* START Information given *
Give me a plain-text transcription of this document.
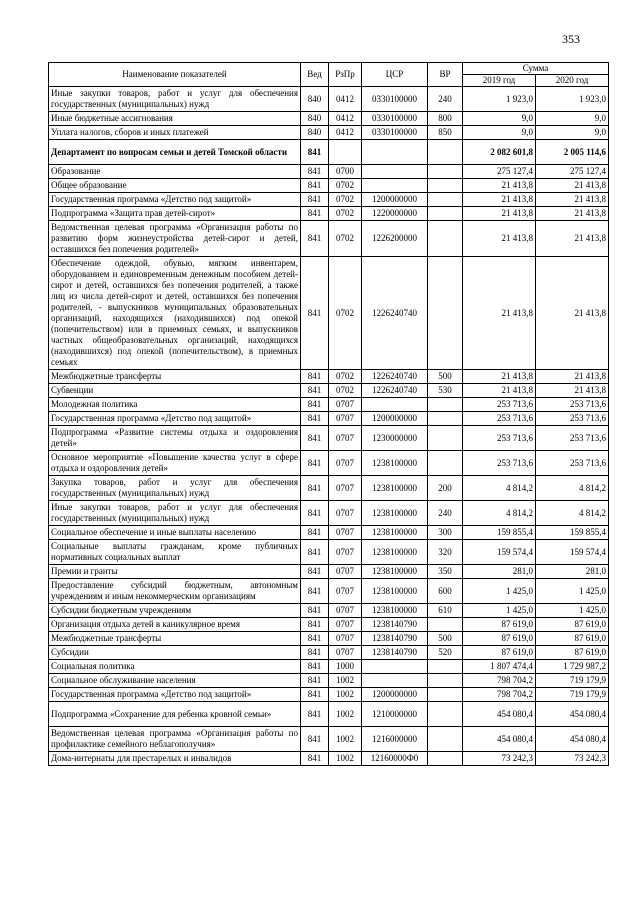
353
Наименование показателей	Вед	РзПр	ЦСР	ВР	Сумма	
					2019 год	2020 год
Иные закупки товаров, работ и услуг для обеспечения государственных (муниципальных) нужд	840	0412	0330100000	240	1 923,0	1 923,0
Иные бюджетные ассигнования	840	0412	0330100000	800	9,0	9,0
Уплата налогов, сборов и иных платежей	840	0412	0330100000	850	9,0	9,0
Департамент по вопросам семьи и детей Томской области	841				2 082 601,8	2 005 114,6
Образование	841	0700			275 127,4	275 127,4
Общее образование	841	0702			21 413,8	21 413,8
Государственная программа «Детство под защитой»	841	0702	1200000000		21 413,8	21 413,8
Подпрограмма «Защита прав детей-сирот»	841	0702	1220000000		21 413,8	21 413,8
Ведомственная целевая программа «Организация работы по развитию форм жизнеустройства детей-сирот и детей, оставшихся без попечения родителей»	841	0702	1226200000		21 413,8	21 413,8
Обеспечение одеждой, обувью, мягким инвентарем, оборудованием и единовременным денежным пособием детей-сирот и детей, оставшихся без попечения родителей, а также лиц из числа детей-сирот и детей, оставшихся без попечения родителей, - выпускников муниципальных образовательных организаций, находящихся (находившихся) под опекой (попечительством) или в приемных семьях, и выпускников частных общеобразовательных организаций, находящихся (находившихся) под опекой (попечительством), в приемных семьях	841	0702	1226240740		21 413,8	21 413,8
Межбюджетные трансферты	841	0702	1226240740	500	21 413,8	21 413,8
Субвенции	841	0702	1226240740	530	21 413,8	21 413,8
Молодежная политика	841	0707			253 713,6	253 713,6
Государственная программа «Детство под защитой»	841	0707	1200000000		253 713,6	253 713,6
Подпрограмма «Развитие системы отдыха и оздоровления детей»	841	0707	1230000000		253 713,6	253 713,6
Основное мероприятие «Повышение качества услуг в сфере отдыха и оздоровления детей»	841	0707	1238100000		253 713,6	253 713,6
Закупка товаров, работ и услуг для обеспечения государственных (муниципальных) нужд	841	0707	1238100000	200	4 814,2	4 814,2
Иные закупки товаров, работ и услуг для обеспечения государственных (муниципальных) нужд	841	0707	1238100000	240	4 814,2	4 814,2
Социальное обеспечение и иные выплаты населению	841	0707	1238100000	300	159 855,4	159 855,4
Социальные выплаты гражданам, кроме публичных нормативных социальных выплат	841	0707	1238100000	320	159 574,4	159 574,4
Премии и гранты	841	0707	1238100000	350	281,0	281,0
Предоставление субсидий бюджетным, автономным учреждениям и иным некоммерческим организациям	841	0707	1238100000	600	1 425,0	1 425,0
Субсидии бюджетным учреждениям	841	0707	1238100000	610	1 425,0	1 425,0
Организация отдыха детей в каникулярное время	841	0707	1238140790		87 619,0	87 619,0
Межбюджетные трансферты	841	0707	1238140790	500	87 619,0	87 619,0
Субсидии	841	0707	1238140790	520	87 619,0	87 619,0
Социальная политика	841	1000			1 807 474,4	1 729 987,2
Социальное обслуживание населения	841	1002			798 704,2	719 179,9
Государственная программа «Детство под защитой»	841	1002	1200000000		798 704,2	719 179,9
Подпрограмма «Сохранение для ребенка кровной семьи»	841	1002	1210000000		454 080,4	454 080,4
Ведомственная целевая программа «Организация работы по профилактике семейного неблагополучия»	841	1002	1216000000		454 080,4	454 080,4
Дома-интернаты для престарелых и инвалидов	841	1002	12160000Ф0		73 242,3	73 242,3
* END Information given *
* START Information given *
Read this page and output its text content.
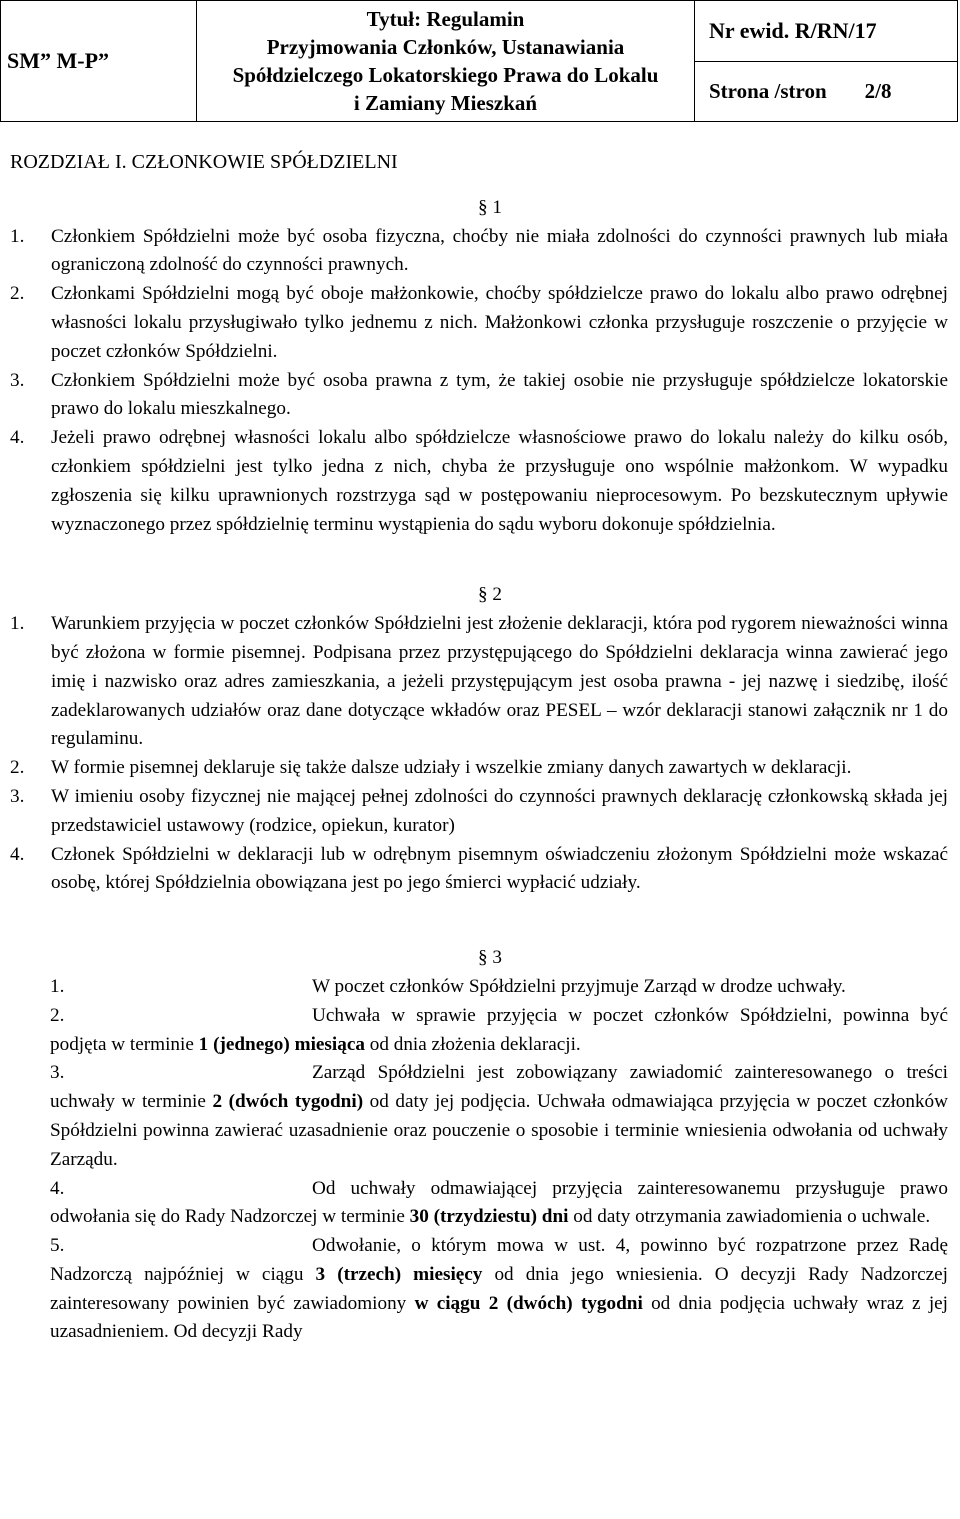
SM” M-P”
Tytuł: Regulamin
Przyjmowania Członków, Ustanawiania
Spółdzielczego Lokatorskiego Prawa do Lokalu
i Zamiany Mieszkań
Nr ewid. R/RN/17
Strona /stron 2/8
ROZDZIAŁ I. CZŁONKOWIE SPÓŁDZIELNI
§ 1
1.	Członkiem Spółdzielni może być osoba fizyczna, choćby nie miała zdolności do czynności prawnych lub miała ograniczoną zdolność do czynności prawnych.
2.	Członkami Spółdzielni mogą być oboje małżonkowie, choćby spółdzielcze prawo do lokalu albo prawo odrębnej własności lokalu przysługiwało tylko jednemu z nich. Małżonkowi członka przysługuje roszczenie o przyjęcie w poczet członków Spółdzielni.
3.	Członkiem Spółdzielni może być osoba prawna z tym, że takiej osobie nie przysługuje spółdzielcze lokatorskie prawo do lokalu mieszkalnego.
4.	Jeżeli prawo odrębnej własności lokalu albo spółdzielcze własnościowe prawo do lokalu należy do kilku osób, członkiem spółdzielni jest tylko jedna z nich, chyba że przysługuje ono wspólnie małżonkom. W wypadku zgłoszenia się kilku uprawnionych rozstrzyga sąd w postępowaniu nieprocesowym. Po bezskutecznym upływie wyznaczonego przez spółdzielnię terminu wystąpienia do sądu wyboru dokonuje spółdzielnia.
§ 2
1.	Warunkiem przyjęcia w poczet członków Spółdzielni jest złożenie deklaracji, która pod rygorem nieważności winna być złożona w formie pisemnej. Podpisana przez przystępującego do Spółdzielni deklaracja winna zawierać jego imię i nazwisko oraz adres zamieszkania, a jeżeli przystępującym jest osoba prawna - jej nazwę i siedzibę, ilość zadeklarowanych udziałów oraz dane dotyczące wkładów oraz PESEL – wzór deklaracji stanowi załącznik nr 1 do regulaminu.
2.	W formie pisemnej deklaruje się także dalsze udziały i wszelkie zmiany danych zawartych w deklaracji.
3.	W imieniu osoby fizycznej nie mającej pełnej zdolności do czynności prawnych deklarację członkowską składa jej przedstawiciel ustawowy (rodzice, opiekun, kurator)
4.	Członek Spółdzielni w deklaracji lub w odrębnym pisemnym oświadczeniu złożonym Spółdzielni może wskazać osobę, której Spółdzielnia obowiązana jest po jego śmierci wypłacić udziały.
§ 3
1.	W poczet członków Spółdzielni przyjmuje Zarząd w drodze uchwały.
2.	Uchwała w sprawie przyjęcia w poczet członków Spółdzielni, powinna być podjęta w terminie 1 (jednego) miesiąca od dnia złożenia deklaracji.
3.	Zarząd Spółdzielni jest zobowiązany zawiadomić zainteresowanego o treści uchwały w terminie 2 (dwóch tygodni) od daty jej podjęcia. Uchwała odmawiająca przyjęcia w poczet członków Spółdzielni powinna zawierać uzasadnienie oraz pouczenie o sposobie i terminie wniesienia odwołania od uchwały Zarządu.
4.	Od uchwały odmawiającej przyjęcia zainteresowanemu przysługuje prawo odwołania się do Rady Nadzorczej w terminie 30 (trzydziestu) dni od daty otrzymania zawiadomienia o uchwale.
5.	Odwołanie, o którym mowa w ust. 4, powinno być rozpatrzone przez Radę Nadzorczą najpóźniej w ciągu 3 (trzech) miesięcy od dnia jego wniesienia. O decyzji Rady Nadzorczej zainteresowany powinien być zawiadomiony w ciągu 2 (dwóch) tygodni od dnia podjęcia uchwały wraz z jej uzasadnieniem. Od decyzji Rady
* END Information given *
* START Information given *
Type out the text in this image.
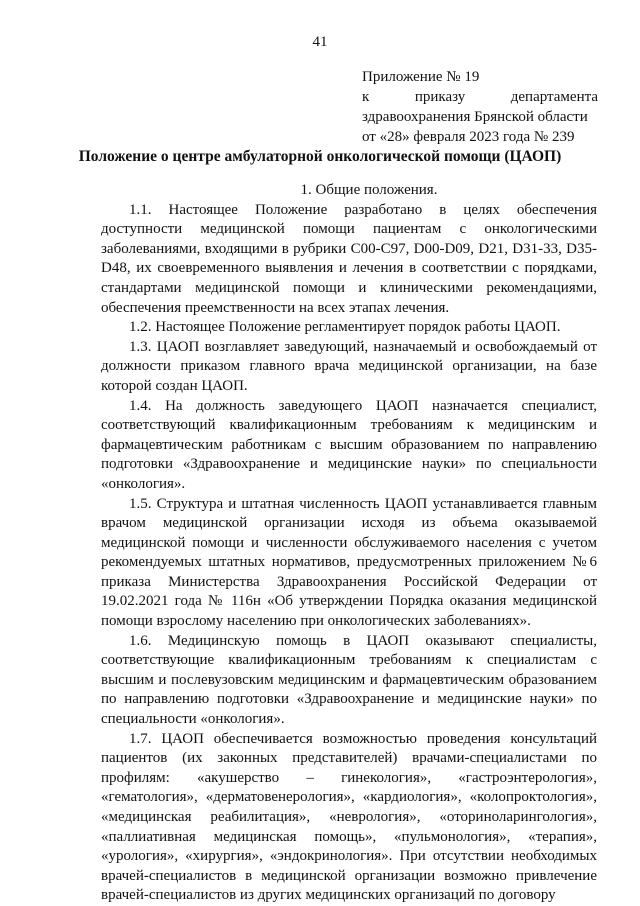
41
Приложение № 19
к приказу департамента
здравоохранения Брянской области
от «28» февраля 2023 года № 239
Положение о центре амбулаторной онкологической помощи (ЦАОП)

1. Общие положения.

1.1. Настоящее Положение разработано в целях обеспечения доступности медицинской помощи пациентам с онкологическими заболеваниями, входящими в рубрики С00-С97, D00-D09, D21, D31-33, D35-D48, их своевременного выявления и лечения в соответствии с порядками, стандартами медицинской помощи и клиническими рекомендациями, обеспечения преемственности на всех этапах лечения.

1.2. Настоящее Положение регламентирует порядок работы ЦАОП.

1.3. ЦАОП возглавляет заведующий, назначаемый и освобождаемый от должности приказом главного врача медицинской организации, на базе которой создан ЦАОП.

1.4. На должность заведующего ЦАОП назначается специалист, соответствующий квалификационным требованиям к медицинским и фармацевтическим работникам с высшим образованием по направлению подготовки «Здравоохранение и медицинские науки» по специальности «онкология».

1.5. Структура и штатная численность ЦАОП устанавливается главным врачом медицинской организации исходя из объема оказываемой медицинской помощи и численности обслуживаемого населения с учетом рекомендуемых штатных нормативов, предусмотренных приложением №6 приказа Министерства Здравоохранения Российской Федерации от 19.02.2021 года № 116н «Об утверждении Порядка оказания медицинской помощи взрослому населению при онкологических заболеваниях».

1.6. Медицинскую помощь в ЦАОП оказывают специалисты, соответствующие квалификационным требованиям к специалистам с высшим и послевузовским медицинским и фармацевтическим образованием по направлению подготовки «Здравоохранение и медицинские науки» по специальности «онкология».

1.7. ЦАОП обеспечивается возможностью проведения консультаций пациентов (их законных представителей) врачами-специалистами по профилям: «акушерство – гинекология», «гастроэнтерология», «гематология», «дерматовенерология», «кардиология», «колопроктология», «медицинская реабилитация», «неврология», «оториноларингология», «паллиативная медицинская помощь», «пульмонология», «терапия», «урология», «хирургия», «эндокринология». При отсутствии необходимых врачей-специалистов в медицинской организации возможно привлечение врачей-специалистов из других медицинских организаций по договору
* END Information given *
Select the lines in this material that hold the word "Межбюджетные", leaving none out.

▶ Response
Межбюджетные трансферты	841	0702	1226240740	500	21 413,8	21 413,8
Межбюджетные трансферты	841	0707	1238140790	500	87 619,0	87 619,0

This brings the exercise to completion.